======== RECORDS FOR THIS EXERCISE ========

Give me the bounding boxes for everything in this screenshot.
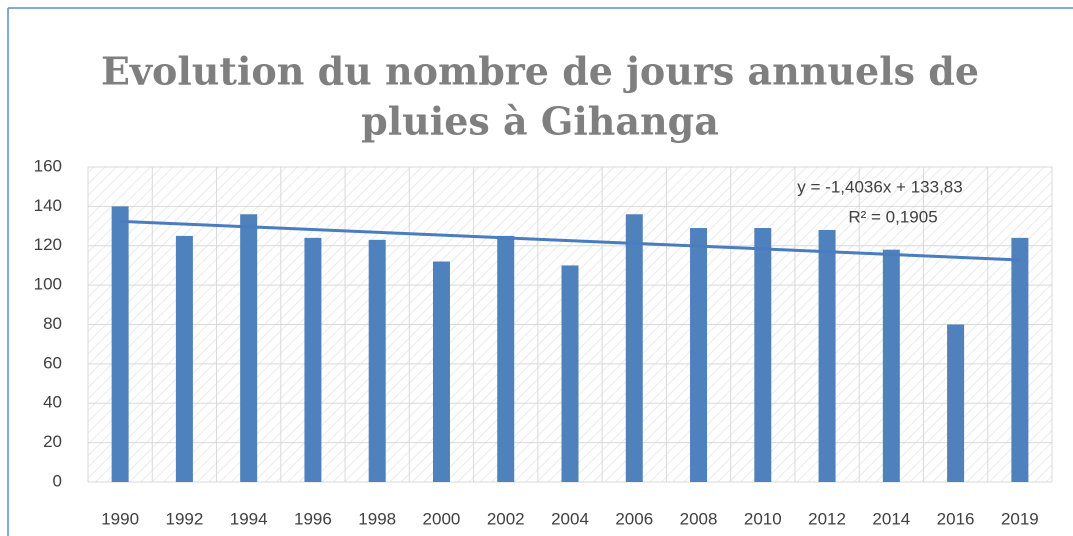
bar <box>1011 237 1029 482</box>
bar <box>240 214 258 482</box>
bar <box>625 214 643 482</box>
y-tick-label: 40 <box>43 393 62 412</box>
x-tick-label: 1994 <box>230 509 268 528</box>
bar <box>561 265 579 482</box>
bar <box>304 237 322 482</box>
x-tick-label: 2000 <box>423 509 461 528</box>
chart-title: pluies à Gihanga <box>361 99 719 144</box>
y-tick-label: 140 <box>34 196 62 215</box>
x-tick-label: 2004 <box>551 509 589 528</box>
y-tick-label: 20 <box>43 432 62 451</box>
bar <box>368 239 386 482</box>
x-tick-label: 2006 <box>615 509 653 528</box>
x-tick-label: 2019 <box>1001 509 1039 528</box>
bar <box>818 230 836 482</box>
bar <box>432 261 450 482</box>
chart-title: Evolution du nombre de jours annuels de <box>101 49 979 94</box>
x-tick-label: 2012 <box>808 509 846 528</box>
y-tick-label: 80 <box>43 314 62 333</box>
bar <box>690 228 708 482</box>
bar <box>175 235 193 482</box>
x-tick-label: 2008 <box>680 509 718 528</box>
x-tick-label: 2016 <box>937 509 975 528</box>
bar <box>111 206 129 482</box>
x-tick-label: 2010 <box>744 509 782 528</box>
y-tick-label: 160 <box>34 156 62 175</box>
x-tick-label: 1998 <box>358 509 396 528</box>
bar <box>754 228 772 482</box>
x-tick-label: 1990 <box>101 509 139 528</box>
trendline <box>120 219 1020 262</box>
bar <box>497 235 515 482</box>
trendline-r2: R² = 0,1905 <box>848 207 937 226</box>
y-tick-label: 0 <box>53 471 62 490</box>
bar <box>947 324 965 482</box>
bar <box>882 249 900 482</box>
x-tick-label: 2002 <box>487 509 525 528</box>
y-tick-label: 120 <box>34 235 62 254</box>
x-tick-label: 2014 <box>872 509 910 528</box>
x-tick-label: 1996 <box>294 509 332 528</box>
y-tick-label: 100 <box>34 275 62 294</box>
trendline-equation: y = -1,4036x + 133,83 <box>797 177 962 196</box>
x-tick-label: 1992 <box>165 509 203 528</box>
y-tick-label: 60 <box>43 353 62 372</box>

========
======== RECORDS FOR THIS EXERCISE ========

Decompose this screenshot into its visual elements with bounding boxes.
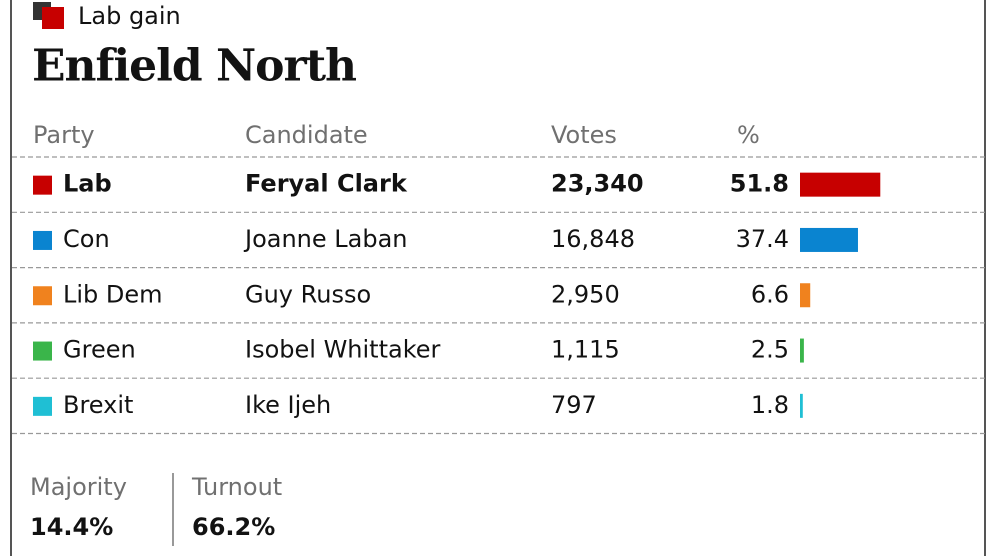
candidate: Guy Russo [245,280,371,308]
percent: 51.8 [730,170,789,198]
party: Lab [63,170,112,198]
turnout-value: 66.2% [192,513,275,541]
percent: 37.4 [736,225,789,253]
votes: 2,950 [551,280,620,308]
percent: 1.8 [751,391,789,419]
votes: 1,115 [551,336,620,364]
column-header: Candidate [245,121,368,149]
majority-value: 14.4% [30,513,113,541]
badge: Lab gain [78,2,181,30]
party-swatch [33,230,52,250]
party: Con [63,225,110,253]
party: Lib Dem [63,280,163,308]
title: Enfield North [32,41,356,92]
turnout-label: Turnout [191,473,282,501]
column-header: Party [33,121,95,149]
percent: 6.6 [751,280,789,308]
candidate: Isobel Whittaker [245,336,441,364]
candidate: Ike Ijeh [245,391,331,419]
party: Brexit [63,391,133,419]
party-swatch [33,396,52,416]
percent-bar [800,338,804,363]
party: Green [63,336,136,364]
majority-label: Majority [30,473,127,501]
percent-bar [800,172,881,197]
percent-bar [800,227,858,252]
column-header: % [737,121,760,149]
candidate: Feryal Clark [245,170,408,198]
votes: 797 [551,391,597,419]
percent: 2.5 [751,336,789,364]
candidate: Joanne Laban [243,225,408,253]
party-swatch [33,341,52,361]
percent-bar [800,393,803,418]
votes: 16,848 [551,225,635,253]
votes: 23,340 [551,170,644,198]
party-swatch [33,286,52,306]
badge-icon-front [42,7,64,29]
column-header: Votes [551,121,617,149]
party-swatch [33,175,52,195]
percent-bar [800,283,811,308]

========

__PROMPT__. Could you give again, unchanged, the data lines from the one containing "bar <box>1011 237 1029 482</box>" through the one containing "y-tick-label: 20 <box>43 432 62 451</box>"?

__ANSWER FOR THE TASK__.
bar <box>1011 237 1029 482</box>
bar <box>240 214 258 482</box>
bar <box>625 214 643 482</box>
y-tick-label: 40 <box>43 393 62 412</box>
x-tick-label: 1994 <box>230 509 268 528</box>
bar <box>561 265 579 482</box>
bar <box>304 237 322 482</box>
x-tick-label: 2000 <box>423 509 461 528</box>
chart-title: pluies à Gihanga <box>361 99 719 144</box>
y-tick-label: 140 <box>34 196 62 215</box>
x-tick-label: 2004 <box>551 509 589 528</box>
y-tick-label: 20 <box>43 432 62 451</box>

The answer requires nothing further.